Leave the pictures out, and retype all of the material exactly as written.

____ Provided data

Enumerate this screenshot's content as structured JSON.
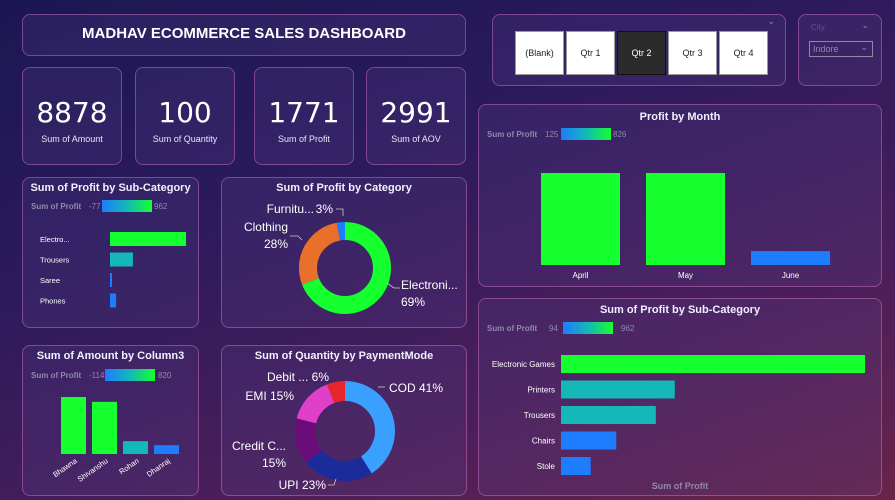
{
  "header": {
    "title": "MADHAV ECOMMERCE SALES DASHBOARD"
  },
  "kpis": [
    {
      "value": "8878",
      "label": "Sum of Amount"
    },
    {
      "value": "100",
      "label": "Sum of Quantity"
    },
    {
      "value": "1771",
      "label": "Sum of Profit"
    },
    {
      "value": "2991",
      "label": "Sum of AOV"
    }
  ],
  "quarter_slicer": {
    "buttons": [
      "(Blank)",
      "Qtr 1",
      "Qtr 2",
      "Qtr 3",
      "Qtr 4"
    ],
    "selected": "Qtr 2"
  },
  "city_slicer": {
    "label": "City",
    "selected": "Indore"
  },
  "colors": {
    "green": "#16ff2e",
    "teal": "#14b8b8",
    "blue": "#1e7cff",
    "orange": "#e8702a",
    "navy": "#1b2b9a",
    "purple": "#6a0d7a",
    "magenta": "#e040c8",
    "red": "#e6252d",
    "light_blue": "#3aa0ff"
  },
  "charts": {
    "profit_subcat_small": {
      "title": "Sum of Profit by Sub-Category",
      "legend": {
        "label": "Sum of Profit",
        "min": "-77",
        "max": "962"
      }
    },
    "profit_category": {
      "title": "Sum of Profit by Category"
    },
    "amount_column3": {
      "title": "Sum of Amount by Column3",
      "legend": {
        "label": "Sum of Profit",
        "min": "-114",
        "max": "820"
      }
    },
    "quantity_payment": {
      "title": "Sum of Quantity by PaymentMode"
    },
    "profit_month": {
      "title": "Profit by Month",
      "legend": {
        "label": "Sum of Profit",
        "min": "125",
        "max": "826"
      }
    },
    "profit_subcat_large": {
      "title": "Sum of Profit by Sub-Category",
      "legend": {
        "label": "Sum of Profit",
        "min": "94",
        "max": "962"
      },
      "xlabel": "Sum of Profit"
    }
  },
  "chart_data": [
    {
      "type": "bar",
      "orientation": "horizontal",
      "title": "Sum of Profit by Sub-Category",
      "categories": [
        "Electro...",
        "Trousers",
        "Saree",
        "Phones"
      ],
      "values": [
        962,
        290,
        20,
        77
      ],
      "colors": [
        "#16ff2e",
        "#14b8b8",
        "#1e7cff",
        "#1e7cff"
      ]
    },
    {
      "type": "pie",
      "title": "Sum of Profit by Category",
      "labels": [
        "Electronics",
        "Clothing",
        "Furniture"
      ],
      "display_labels": [
        "Electroni...",
        "Clothing",
        "Furnitu..."
      ],
      "values": [
        69,
        28,
        3
      ],
      "value_labels": [
        "69%",
        "28%",
        "3%"
      ],
      "colors": [
        "#16ff2e",
        "#e8702a",
        "#1e7cff"
      ]
    },
    {
      "type": "bar",
      "title": "Sum of Amount by Column3",
      "categories": [
        "Bhawna",
        "Shivanshu",
        "Rohan",
        "Dhanraj"
      ],
      "values": [
        1420,
        1300,
        320,
        220
      ],
      "colors": [
        "#16ff2e",
        "#16ff2e",
        "#14b8b8",
        "#1e7cff"
      ]
    },
    {
      "type": "pie",
      "title": "Sum of Quantity by PaymentMode",
      "labels": [
        "COD",
        "UPI",
        "Credit Card",
        "EMI",
        "Debit Card"
      ],
      "display_labels": [
        "COD 41%",
        "UPI 23%",
        "Credit C...",
        "EMI 15%",
        "Debit ... 6%"
      ],
      "second_lines": [
        "",
        "",
        "15%",
        "",
        ""
      ],
      "values": [
        41,
        23,
        15,
        15,
        6
      ],
      "colors": [
        "#3aa0ff",
        "#1b2b9a",
        "#6a0d7a",
        "#e040c8",
        "#e6252d"
      ]
    },
    {
      "type": "bar",
      "title": "Profit by Month",
      "categories": [
        "April",
        "May",
        "June"
      ],
      "values": [
        826,
        826,
        125
      ],
      "colors": [
        "#16ff2e",
        "#16ff2e",
        "#1e7cff"
      ]
    },
    {
      "type": "bar",
      "orientation": "horizontal",
      "title": "Sum of Profit by Sub-Category",
      "categories": [
        "Electronic Games",
        "Printers",
        "Trousers",
        "Chairs",
        "Stole"
      ],
      "values": [
        962,
        360,
        300,
        175,
        94
      ],
      "colors": [
        "#16ff2e",
        "#14b8b8",
        "#14b8b8",
        "#1e7cff",
        "#1e7cff"
      ],
      "xlabel": "Sum of Profit"
    }
  ]
}
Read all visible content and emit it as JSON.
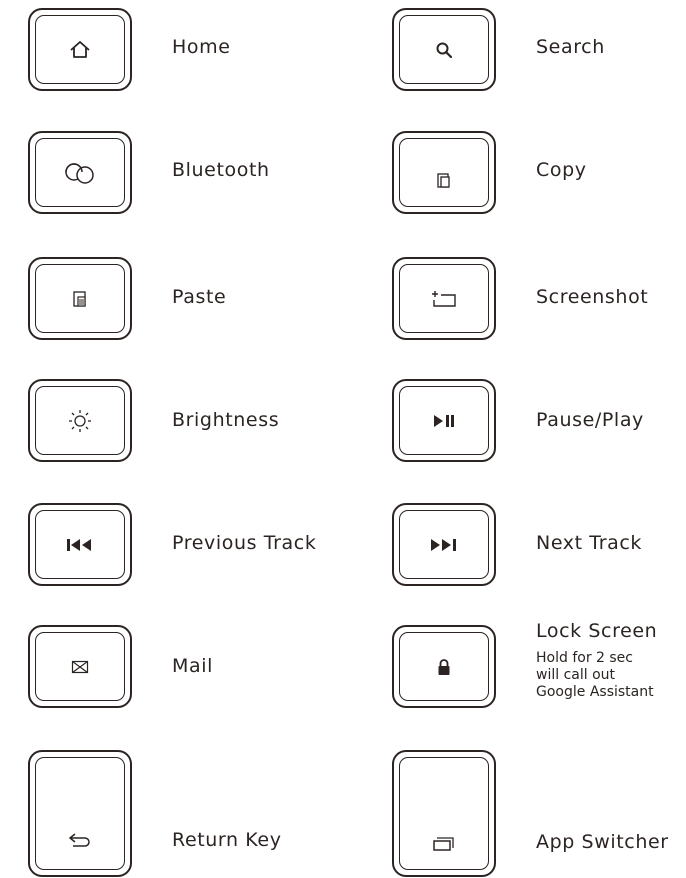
{
  "keys": {
    "home": {
      "label": "Home",
      "icon": "home-icon"
    },
    "search": {
      "label": "Search",
      "icon": "search-icon"
    },
    "bluetooth": {
      "label": "Bluetooth",
      "icon": "bluetooth-icon"
    },
    "copy": {
      "label": "Copy",
      "icon": "copy-icon"
    },
    "paste": {
      "label": "Paste",
      "icon": "paste-icon"
    },
    "screenshot": {
      "label": "Screenshot",
      "icon": "screenshot-icon"
    },
    "brightness": {
      "label": "Brightness",
      "icon": "brightness-icon"
    },
    "pause_play": {
      "label": "Pause/Play",
      "icon": "play-pause-icon"
    },
    "previous_track": {
      "label": "Previous Track",
      "icon": "previous-track-icon"
    },
    "next_track": {
      "label": "Next Track",
      "icon": "next-track-icon"
    },
    "mail": {
      "label": "Mail",
      "icon": "mail-icon"
    },
    "lock_screen": {
      "label": "Lock Screen",
      "note_line1": "Hold for 2 sec",
      "note_line2": "will call out",
      "note_line3": "Google Assistant",
      "icon": "lock-icon"
    },
    "return_key": {
      "label": "Return Key",
      "icon": "return-icon"
    },
    "app_switcher": {
      "label": "App Switcher",
      "icon": "app-switcher-icon"
    }
  },
  "colors": {
    "ink": "#2b2422",
    "background": "#ffffff"
  }
}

________

Answer for this exercise:
Enumerate this screenshot's content as structured JSON.
{
  "header": {
    "title": "MADHAV ECOMMERCE SALES DASHBOARD"
  },
  "kpis": [
    {
      "value": "8878",
      "label": "Sum of Amount"
    },
    {
      "value": "100",
      "label": "Sum of Quantity"
    },
    {
      "value": "1771",
      "label": "Sum of Profit"
    },
    {
      "value": "2991",
      "label": "Sum of AOV"
    }
  ],
  "quarter_slicer": {
    "buttons": [
      "(Blank)",
      "Qtr 1",
      "Qtr 2",
      "Qtr 3",
      "Qtr 4"
    ],
    "selected": "Qtr 2"
  },
  "city_slicer": {
    "label": "City",
    "selected": "Indore"
  },
  "colors": {
    "green": "#16ff2e",
    "teal": "#14b8b8",
    "blue": "#1e7cff",
    "orange": "#e8702a",
    "navy": "#1b2b9a",
    "purple": "#6a0d7a",
    "magenta": "#e040c8",
    "red": "#e6252d",
    "light_blue": "#3aa0ff"
  },
  "charts": {
    "profit_subcat_small": {
      "title": "Sum of Profit by Sub-Category",
      "legend": {
        "label": "Sum of Profit",
        "min": "-77",
        "max": "962"
      }
    },
    "profit_category": {
      "title": "Sum of Profit by Category"
    },
    "amount_column3": {
      "title": "Sum of Amount by Column3",
      "legend": {
        "label": "Sum of Profit",
        "min": "-114",
        "max": "820"
      }
    },
    "quantity_payment": {
      "title": "Sum of Quantity by PaymentMode"
    },
    "profit_month": {
      "title": "Profit by Month",
      "legend": {
        "label": "Sum of Profit",
        "min": "125",
        "max": "826"
      }
    },
    "profit_subcat_large": {
      "title": "Sum of Profit by Sub-Category",
      "legend": {
        "label": "Sum of Profit",
        "min": "94",
        "max": "962"
      },
      "xlabel": "Sum of Profit"
    }
  },
  "chart_data": [
    {
      "type": "bar",
      "orientation": "horizontal",
      "title": "Sum of Profit by Sub-Category",
      "categories": [
        "Electro...",
        "Trousers",
        "Saree",
        "Phones"
      ],
      "values": [
        962,
        290,
        20,
        77
      ],
      "colors": [
        "#16ff2e",
        "#14b8b8",
        "#1e7cff",
        "#1e7cff"
      ]
    },
    {
      "type": "pie",
      "title": "Sum of Profit by Category",
      "labels": [
        "Electronics",
        "Clothing",
        "Furniture"
      ],
      "display_labels": [
        "Electroni...",
        "Clothing",
        "Furnitu..."
      ],
      "values": [
        69,
        28,
        3
      ],
      "value_labels": [
        "69%",
        "28%",
        "3%"
      ],
      "colors": [
        "#16ff2e",
        "#e8702a",
        "#1e7cff"
      ]
    },
    {
      "type": "bar",
      "title": "Sum of Amount by Column3",
      "categories": [
        "Bhawna",
        "Shivanshu",
        "Rohan",
        "Dhanraj"
      ],
      "values": [
        1420,
        1300,
        320,
        220
      ],
      "colors": [
        "#16ff2e",
        "#16ff2e",
        "#14b8b8",
        "#1e7cff"
      ]
    },
    {
      "type": "pie",
      "title": "Sum of Quantity by PaymentMode",
      "labels": [
        "COD",
        "UPI",
        "Credit Card",
        "EMI",
        "Debit Card"
      ],
      "display_labels": [
        "COD 41%",
        "UPI 23%",
        "Credit C...",
        "EMI 15%",
        "Debit ... 6%"
      ],
      "second_lines": [
        "",
        "",
        "15%",
        "",
        ""
      ],
      "values": [
        41,
        23,
        15,
        15,
        6
      ],
      "colors": [
        "#3aa0ff",
        "#1b2b9a",
        "#6a0d7a",
        "#e040c8",
        "#e6252d"
      ]
    },
    {
      "type": "bar",
      "title": "Profit by Month",
      "categories": [
        "April",
        "May",
        "June"
      ],
      "values": [
        826,
        826,
        125
      ],
      "colors": [
        "#16ff2e",
        "#16ff2e",
        "#1e7cff"
      ]
    },
    {
      "type": "bar",
      "orientation": "horizontal",
      "title": "Sum of Profit by Sub-Category",
      "categories": [
        "Electronic Games",
        "Printers",
        "Trousers",
        "Chairs",
        "Stole"
      ],
      "values": [
        962,
        360,
        300,
        175,
        94
      ],
      "colors": [
        "#16ff2e",
        "#14b8b8",
        "#14b8b8",
        "#1e7cff",
        "#1e7cff"
      ],
      "xlabel": "Sum of Profit"
    }
  ]
}
Read all visible content and emit it as JSON.
{
  "keys": {
    "home": {
      "label": "Home",
      "icon": "home-icon"
    },
    "search": {
      "label": "Search",
      "icon": "search-icon"
    },
    "bluetooth": {
      "label": "Bluetooth",
      "icon": "bluetooth-icon"
    },
    "copy": {
      "label": "Copy",
      "icon": "copy-icon"
    },
    "paste": {
      "label": "Paste",
      "icon": "paste-icon"
    },
    "screenshot": {
      "label": "Screenshot",
      "icon": "screenshot-icon"
    },
    "brightness": {
      "label": "Brightness",
      "icon": "brightness-icon"
    },
    "pause_play": {
      "label": "Pause/Play",
      "icon": "play-pause-icon"
    },
    "previous_track": {
      "label": "Previous Track",
      "icon": "previous-track-icon"
    },
    "next_track": {
      "label": "Next Track",
      "icon": "next-track-icon"
    },
    "mail": {
      "label": "Mail",
      "icon": "mail-icon"
    },
    "lock_screen": {
      "label": "Lock Screen",
      "note_line1": "Hold for 2 sec",
      "note_line2": "will call out",
      "note_line3": "Google Assistant",
      "icon": "lock-icon"
    },
    "return_key": {
      "label": "Return Key",
      "icon": "return-icon"
    },
    "app_switcher": {
      "label": "App Switcher",
      "icon": "app-switcher-icon"
    }
  },
  "colors": {
    "ink": "#2b2422",
    "background": "#ffffff"
  }
}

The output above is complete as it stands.